## STATED TASK:
Work out how many lines of the listing hold "Beef", then state only that count.

===== GIVEN RECORDS =====

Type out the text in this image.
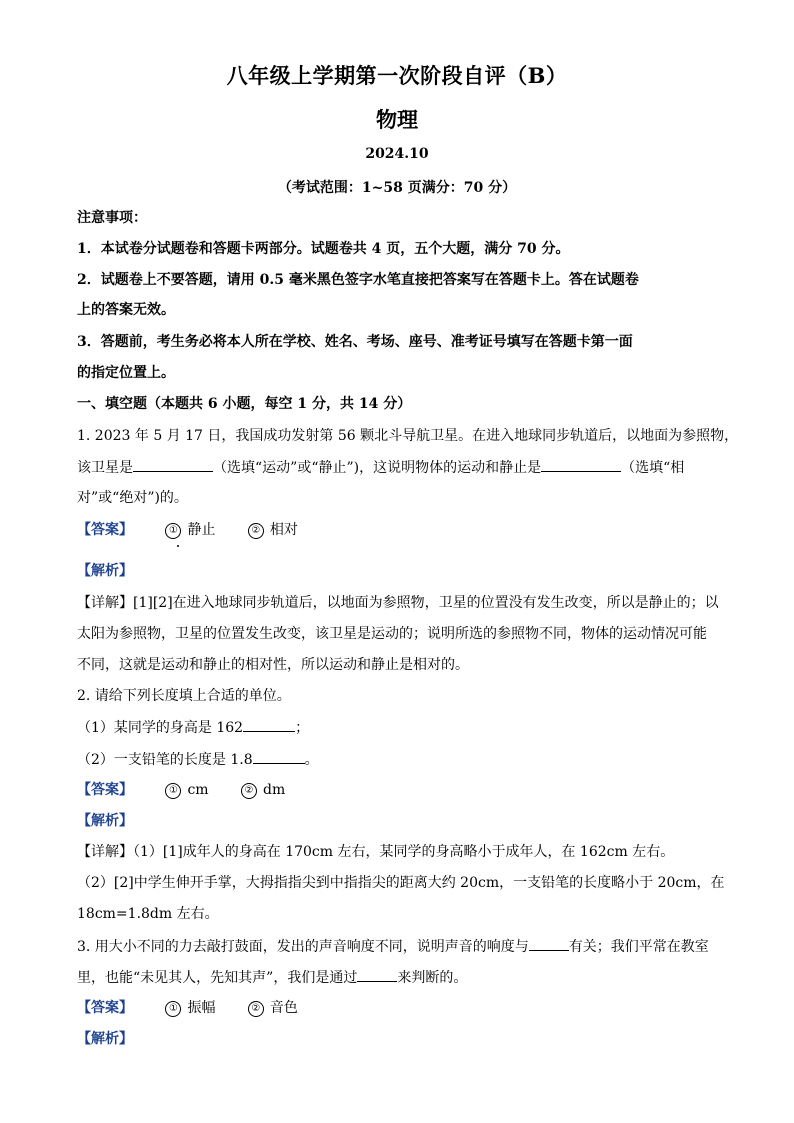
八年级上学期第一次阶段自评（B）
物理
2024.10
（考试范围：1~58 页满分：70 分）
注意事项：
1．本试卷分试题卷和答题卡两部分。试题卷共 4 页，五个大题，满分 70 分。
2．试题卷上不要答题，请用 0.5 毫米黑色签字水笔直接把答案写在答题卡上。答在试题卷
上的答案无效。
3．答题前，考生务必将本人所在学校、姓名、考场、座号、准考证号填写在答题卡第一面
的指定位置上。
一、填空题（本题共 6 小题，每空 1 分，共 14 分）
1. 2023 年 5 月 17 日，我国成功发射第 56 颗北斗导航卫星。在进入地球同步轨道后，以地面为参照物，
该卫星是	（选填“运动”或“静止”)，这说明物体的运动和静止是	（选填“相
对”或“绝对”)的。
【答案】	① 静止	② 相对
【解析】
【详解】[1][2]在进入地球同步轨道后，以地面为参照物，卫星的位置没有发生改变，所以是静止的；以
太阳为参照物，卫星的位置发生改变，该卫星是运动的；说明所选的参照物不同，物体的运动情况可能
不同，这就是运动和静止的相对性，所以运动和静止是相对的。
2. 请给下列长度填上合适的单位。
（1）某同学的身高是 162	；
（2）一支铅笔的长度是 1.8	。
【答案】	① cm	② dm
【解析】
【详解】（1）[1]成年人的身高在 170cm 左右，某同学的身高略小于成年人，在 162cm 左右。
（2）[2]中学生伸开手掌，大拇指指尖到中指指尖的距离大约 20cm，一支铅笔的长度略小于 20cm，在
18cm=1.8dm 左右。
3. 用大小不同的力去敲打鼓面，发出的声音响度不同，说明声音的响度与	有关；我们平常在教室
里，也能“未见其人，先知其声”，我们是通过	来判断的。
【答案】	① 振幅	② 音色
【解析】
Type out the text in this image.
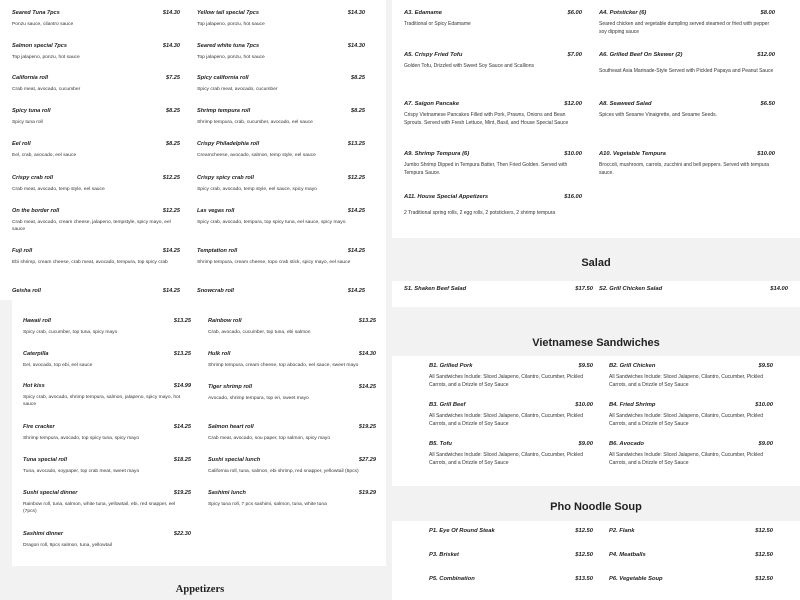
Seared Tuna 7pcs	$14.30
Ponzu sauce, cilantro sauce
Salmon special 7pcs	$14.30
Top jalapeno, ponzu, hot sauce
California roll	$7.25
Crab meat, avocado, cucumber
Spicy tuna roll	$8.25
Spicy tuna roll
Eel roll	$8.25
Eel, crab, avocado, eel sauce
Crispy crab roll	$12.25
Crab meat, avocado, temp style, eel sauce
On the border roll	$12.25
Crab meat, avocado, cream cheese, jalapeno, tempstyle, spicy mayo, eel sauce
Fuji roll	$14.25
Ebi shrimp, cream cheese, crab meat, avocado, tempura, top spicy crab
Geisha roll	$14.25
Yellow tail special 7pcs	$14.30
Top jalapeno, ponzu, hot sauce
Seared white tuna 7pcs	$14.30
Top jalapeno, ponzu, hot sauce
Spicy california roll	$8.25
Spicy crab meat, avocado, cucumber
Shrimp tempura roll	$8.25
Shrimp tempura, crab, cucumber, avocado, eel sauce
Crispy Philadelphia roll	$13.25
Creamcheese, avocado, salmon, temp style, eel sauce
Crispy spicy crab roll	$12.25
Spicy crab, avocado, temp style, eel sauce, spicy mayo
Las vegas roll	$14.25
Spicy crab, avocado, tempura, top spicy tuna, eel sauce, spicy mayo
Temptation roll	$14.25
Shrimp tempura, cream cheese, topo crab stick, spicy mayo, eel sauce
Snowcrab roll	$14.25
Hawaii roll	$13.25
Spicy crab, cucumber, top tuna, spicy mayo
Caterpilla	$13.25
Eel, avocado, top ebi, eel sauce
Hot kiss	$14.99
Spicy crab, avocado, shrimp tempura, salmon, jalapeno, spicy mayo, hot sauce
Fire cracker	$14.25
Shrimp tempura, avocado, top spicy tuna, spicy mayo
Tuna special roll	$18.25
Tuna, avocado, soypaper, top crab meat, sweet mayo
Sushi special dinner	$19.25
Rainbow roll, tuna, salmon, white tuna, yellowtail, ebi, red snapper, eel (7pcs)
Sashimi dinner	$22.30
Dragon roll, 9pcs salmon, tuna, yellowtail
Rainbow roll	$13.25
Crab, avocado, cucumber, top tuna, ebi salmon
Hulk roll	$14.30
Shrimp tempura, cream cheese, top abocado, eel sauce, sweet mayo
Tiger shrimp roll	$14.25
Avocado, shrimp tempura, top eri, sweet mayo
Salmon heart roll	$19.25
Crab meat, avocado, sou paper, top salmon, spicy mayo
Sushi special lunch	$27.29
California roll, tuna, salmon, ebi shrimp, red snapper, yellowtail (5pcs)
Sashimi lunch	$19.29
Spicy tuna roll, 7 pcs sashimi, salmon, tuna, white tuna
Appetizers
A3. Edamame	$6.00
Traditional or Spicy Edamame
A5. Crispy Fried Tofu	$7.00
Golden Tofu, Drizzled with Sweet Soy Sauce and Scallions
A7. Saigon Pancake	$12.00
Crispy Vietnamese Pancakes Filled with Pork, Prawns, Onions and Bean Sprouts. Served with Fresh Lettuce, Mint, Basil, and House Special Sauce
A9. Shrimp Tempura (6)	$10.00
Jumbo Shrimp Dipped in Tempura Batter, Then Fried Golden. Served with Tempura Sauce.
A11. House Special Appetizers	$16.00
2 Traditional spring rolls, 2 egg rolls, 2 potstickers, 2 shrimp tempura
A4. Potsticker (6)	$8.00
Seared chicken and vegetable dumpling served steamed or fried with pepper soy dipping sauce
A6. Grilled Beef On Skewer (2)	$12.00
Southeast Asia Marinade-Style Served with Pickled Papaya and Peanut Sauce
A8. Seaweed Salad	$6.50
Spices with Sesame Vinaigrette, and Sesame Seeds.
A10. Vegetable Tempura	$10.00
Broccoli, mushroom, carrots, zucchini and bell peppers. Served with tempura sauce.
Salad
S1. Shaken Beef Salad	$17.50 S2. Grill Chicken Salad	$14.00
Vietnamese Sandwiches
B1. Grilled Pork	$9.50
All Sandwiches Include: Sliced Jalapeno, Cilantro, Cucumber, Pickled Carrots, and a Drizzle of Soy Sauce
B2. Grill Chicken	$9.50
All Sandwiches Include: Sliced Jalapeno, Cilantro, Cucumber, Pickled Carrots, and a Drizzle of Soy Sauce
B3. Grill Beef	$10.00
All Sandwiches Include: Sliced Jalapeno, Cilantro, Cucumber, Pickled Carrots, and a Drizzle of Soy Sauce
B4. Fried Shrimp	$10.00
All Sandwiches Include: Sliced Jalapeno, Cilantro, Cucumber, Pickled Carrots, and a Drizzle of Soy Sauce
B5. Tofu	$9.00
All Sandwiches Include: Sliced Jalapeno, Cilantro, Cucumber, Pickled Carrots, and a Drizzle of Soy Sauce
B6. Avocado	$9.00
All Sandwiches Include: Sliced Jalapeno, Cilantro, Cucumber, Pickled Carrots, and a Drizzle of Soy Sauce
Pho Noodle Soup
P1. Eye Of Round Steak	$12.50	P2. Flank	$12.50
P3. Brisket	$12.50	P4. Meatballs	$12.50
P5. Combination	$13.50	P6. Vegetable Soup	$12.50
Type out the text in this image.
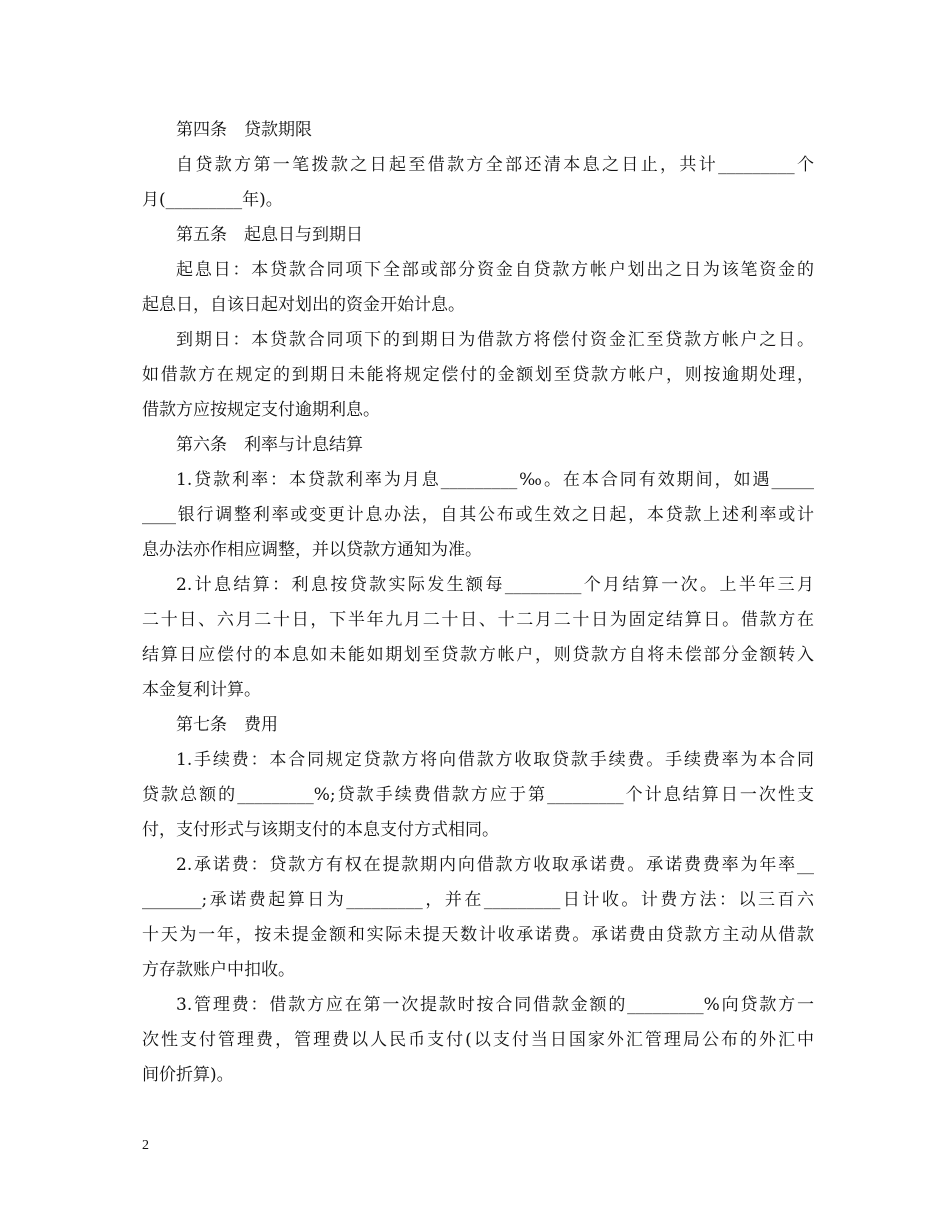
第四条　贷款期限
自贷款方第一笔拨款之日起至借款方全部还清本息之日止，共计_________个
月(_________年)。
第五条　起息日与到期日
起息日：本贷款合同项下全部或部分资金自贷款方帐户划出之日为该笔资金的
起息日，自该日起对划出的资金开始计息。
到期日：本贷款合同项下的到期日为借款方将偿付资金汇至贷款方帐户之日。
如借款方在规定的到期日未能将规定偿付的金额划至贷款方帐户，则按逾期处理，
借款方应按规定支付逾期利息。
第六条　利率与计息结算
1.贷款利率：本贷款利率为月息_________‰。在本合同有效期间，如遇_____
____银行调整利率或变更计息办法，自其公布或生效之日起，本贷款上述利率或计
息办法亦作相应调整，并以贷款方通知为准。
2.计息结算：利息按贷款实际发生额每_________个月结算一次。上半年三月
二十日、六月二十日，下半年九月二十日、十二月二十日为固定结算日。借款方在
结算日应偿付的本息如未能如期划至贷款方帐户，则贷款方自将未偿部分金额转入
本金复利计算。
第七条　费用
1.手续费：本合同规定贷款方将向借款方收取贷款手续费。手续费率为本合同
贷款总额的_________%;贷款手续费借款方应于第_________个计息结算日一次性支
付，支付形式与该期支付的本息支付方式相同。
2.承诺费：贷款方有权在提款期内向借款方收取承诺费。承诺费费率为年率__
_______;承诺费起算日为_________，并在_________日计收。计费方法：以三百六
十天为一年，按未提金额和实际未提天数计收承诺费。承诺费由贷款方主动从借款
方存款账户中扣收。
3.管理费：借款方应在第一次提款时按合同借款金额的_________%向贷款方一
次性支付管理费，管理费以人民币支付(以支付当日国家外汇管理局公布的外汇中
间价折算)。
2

=====

## ANSWER TO THE PROBLEM:
3